- **AIM**: List all the lines in these records that hold "وقالتعالى".

>> start DATA SHOWN

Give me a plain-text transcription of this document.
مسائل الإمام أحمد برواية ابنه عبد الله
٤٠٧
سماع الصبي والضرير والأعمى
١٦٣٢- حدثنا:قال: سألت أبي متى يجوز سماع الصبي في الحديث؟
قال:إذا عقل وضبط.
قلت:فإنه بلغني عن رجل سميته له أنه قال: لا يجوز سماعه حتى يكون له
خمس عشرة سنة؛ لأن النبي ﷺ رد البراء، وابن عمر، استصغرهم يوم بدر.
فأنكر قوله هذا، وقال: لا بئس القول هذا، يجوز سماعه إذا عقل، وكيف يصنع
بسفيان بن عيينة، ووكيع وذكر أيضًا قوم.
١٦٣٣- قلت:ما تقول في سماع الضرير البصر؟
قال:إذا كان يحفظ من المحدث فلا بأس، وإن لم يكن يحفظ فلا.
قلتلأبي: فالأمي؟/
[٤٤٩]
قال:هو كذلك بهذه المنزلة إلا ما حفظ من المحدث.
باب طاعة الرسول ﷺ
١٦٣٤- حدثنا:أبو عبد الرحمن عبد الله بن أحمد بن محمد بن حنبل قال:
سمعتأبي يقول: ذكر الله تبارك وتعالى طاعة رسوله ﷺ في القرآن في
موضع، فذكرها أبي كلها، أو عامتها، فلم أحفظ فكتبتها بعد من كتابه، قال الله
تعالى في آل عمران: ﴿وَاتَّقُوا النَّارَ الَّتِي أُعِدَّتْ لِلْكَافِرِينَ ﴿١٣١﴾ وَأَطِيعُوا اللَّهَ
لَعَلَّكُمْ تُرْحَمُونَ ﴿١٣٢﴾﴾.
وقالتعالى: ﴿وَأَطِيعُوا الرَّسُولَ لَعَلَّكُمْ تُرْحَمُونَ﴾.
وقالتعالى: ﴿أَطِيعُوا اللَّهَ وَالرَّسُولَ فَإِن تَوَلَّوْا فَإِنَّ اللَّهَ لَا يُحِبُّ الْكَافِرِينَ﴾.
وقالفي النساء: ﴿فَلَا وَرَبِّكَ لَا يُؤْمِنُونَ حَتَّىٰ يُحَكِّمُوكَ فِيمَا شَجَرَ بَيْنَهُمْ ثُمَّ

>> end DATA SHOWN
>> start DATA SHOWN

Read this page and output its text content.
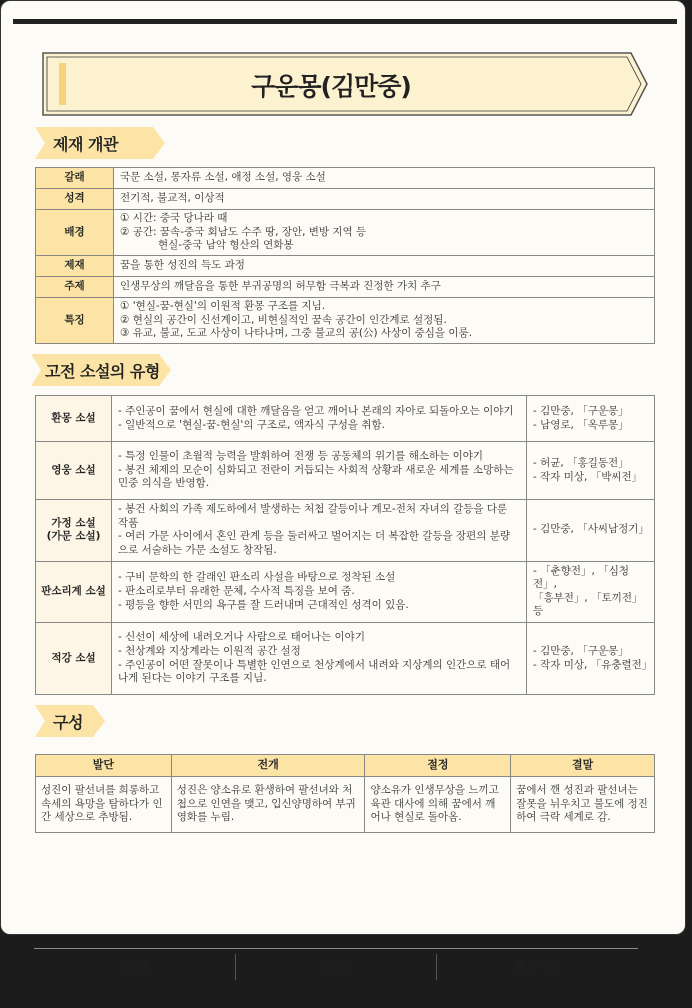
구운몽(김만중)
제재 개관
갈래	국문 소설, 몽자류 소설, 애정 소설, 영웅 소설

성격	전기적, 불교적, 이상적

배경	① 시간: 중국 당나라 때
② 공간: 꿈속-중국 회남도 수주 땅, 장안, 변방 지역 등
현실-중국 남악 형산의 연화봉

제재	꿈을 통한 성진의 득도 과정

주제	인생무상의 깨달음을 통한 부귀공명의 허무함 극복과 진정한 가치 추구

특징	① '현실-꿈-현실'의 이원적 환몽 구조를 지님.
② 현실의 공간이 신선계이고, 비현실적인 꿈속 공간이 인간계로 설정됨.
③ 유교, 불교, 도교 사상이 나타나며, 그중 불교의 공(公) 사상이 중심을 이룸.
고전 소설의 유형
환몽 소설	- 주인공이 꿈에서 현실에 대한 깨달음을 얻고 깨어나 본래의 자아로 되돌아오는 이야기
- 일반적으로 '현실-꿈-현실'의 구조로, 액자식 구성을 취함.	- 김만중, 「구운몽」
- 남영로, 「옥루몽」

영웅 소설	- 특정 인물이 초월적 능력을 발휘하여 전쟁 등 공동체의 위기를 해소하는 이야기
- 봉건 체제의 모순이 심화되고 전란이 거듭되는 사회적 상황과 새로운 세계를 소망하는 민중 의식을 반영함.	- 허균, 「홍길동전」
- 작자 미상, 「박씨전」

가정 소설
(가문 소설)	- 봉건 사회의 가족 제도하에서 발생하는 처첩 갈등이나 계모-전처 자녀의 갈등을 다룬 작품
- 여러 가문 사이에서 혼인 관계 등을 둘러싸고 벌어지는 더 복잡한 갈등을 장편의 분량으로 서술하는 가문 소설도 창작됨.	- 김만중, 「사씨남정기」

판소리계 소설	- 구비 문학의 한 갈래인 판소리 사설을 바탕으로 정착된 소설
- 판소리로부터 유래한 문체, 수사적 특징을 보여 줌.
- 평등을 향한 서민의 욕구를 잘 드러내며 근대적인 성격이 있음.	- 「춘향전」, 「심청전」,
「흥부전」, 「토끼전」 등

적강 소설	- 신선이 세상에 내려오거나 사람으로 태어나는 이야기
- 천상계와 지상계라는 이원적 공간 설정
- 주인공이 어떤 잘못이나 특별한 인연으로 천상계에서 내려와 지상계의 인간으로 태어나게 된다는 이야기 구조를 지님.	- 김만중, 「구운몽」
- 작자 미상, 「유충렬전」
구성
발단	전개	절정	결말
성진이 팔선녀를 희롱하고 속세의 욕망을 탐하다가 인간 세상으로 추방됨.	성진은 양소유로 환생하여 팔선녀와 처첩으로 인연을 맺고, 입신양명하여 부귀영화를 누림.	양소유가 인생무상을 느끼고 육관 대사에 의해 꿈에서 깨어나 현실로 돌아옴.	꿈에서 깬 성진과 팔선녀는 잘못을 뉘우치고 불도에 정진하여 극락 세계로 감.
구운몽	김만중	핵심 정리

>> end DATA SHOWN

- **IN RESPONSE**:
وقالتعالى: ﴿وَأَطِيعُوا الرَّسُولَ لَعَلَّكُمْ تُرْحَمُونَ﴾.
وقالتعالى: ﴿أَطِيعُوا اللَّهَ وَالرَّسُولَ فَإِن تَوَلَّوْا فَإِنَّ اللَّهَ لَا يُحِبُّ الْكَافِرِينَ﴾.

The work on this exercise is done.